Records
──────

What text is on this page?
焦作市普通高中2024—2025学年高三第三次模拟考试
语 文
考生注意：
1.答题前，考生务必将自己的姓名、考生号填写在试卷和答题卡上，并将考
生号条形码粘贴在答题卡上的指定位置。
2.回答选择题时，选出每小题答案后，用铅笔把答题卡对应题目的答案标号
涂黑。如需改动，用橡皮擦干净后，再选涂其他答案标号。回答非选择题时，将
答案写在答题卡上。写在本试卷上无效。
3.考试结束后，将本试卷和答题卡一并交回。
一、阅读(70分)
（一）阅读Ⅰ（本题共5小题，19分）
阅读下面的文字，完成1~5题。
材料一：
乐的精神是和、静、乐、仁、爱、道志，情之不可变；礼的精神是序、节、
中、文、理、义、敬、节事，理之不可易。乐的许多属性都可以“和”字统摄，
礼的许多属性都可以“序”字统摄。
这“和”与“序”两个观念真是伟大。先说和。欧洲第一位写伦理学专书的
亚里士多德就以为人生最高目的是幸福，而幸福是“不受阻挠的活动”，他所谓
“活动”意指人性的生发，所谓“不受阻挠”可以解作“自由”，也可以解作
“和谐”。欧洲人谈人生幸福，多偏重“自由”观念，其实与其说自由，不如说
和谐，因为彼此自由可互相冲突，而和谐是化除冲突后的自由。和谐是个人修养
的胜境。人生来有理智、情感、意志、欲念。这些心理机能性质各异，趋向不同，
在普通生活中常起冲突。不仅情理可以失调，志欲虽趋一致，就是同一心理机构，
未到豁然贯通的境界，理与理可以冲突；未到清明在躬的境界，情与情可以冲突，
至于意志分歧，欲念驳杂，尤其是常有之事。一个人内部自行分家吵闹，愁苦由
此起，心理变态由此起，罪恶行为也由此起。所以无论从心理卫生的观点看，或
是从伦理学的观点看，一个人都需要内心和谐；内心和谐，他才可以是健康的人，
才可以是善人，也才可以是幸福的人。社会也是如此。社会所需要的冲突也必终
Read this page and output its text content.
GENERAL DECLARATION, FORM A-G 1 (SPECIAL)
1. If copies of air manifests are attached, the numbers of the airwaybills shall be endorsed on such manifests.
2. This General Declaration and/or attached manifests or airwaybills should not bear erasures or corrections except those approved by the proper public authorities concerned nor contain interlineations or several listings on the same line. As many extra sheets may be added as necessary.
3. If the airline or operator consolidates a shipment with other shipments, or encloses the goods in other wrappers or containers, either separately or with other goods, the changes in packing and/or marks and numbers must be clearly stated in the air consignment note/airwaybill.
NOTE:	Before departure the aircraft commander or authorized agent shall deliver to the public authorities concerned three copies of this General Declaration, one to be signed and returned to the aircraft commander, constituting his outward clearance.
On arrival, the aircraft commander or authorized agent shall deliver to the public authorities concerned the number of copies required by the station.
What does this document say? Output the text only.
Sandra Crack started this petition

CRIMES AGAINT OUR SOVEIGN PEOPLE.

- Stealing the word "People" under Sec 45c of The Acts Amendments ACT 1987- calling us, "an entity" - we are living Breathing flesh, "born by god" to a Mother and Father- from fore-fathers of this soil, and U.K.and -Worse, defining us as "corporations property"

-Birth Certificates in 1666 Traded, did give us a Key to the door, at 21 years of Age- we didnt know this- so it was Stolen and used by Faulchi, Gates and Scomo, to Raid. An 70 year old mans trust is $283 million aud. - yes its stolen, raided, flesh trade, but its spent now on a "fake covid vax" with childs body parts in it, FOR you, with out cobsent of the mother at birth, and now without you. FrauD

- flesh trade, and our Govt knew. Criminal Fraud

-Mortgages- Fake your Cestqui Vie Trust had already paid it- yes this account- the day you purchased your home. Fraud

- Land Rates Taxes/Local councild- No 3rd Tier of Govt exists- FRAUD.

──────

# Given exercise:
Search the preceding listing for "copies" and extract every line where it is found.

# Solution to the problem:
1. If copies of air manifests are attached, the numbers of the airwaybills shall be endorsed on such manifests.
NOTE:	Before departure the aircraft commander or authorized agent shall deliver to the public authorities concerned three copies of this General Declaration, one to be signed and returned to the aircraft commander, constituting his outward clearance.
On arrival, the aircraft commander or authorized agent shall deliver to the public authorities concerned the number of copies required by the station.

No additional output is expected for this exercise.